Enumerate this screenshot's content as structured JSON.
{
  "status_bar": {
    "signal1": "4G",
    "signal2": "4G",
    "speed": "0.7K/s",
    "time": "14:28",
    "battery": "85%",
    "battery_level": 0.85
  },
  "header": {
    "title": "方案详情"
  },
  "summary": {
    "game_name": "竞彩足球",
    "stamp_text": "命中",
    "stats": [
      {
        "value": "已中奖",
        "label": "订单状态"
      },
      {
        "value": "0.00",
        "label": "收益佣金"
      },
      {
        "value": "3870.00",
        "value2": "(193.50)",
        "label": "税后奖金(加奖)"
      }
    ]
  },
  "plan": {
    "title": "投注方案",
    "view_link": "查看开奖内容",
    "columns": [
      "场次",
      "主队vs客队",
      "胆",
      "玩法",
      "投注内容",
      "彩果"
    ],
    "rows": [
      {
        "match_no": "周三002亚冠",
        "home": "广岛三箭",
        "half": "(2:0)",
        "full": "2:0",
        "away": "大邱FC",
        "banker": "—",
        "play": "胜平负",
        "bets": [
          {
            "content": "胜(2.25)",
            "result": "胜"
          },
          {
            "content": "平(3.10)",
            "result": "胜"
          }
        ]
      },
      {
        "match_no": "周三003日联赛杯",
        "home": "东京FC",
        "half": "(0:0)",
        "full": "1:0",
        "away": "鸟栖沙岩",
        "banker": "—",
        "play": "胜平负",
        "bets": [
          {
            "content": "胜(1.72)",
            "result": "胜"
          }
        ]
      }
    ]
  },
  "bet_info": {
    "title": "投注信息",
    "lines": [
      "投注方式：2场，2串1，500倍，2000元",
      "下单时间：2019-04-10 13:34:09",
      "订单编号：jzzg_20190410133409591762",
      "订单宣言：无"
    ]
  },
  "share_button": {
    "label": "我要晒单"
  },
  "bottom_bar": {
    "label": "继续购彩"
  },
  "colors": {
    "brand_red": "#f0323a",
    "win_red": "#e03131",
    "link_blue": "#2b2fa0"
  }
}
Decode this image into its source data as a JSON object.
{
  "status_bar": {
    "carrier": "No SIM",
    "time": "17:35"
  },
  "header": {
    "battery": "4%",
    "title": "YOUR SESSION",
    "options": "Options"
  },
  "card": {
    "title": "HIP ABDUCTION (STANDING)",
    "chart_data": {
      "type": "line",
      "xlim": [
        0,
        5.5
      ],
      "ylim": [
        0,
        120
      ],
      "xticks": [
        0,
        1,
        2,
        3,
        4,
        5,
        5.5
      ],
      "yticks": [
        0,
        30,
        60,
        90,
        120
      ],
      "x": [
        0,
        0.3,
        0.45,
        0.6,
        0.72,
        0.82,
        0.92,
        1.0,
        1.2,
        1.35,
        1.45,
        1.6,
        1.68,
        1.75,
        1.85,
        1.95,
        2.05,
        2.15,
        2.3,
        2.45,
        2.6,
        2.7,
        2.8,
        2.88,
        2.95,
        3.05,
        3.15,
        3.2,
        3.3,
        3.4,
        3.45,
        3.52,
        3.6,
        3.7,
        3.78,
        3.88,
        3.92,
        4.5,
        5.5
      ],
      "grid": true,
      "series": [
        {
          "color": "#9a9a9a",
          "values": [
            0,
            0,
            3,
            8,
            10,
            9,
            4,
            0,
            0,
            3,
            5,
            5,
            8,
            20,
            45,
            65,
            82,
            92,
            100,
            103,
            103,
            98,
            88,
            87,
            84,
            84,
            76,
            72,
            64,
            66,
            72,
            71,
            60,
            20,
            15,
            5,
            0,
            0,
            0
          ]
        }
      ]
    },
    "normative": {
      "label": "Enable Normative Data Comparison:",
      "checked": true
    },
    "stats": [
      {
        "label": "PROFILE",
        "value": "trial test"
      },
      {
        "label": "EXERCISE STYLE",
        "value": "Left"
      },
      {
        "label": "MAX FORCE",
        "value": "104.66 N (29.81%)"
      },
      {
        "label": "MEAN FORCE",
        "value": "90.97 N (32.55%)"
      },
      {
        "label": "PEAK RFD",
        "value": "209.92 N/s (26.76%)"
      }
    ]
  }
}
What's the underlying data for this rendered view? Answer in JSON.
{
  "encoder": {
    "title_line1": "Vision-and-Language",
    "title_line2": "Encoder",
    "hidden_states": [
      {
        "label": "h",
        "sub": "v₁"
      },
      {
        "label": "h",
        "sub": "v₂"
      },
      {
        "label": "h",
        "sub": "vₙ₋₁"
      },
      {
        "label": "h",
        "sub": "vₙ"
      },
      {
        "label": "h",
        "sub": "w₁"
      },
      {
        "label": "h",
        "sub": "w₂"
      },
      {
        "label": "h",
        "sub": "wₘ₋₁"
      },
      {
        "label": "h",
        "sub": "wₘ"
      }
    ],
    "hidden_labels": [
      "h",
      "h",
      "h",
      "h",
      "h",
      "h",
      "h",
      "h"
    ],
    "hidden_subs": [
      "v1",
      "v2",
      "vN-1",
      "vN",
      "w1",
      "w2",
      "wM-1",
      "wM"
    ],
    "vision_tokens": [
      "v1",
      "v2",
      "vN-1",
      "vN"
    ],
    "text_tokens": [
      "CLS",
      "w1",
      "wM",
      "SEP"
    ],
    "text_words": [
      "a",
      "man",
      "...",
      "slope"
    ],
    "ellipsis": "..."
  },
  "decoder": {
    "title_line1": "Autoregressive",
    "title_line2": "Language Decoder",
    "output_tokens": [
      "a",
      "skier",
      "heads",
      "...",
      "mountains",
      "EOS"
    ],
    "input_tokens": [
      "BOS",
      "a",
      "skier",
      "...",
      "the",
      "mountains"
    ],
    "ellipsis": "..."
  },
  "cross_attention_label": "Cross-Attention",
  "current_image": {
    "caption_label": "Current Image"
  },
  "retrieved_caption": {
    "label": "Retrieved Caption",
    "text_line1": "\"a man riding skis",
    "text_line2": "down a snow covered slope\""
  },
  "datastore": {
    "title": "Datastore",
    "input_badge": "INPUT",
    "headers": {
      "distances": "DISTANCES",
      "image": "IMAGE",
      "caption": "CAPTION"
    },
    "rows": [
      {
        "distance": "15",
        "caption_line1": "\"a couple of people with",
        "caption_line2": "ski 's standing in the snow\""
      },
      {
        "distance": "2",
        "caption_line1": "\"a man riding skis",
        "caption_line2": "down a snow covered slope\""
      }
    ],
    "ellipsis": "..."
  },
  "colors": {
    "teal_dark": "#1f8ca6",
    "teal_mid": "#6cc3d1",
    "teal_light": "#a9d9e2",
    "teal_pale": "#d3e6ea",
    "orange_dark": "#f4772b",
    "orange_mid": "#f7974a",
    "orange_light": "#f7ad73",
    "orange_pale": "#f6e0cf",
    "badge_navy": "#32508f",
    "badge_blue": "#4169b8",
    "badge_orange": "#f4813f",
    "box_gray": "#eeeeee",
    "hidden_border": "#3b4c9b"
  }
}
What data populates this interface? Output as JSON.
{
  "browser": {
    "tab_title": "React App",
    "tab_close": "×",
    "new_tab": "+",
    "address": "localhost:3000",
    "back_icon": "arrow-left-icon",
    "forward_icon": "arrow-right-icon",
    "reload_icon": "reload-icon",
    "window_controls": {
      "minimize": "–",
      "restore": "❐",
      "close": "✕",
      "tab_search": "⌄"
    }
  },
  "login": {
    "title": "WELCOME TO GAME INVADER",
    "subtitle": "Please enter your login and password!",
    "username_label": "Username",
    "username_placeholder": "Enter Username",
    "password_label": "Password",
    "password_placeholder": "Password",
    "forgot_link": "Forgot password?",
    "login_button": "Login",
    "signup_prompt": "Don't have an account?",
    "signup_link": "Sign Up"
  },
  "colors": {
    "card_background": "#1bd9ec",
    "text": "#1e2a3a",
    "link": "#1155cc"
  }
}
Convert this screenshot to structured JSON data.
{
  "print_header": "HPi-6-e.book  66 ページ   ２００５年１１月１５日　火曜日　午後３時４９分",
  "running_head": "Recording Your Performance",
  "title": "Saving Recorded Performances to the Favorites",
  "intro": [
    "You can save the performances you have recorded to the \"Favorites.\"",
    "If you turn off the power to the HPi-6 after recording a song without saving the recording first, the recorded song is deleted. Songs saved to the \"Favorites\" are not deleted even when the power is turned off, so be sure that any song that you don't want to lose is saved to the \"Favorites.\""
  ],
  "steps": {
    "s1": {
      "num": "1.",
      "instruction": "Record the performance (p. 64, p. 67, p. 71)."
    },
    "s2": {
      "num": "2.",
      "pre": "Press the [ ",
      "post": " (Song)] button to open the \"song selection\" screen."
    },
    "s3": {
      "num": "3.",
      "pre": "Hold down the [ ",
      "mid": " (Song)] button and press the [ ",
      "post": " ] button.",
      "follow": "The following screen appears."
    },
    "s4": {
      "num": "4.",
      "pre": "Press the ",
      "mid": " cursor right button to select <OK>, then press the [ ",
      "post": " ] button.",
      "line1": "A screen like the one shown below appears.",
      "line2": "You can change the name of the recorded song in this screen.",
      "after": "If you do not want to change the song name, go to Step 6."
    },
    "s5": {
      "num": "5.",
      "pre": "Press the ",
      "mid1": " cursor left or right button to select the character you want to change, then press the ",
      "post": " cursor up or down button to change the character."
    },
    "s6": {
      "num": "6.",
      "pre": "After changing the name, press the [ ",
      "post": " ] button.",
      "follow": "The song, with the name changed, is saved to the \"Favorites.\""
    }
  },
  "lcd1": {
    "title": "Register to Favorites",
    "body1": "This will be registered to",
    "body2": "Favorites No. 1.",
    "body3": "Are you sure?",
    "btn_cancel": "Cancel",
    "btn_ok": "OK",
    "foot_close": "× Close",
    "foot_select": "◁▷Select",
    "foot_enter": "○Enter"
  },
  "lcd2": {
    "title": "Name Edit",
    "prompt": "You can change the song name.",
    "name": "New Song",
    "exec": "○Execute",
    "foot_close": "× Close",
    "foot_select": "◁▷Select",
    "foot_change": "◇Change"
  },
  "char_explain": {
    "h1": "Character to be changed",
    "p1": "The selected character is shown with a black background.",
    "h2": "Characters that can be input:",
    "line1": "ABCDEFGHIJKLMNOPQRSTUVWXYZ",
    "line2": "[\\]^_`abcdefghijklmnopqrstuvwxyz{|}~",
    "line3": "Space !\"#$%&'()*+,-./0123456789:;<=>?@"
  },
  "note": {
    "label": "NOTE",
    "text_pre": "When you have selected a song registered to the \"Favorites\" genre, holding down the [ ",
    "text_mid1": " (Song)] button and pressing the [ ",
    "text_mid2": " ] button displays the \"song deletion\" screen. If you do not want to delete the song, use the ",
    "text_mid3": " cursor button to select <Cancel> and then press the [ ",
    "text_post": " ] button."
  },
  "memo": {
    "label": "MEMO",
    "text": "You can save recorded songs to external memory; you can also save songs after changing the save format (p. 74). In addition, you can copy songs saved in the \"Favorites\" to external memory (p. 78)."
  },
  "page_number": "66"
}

....................

> WORK TO BE COMPLETED:
Return only the count of lines in the records that hold the word "skis".

> TASK OUTPUT:
2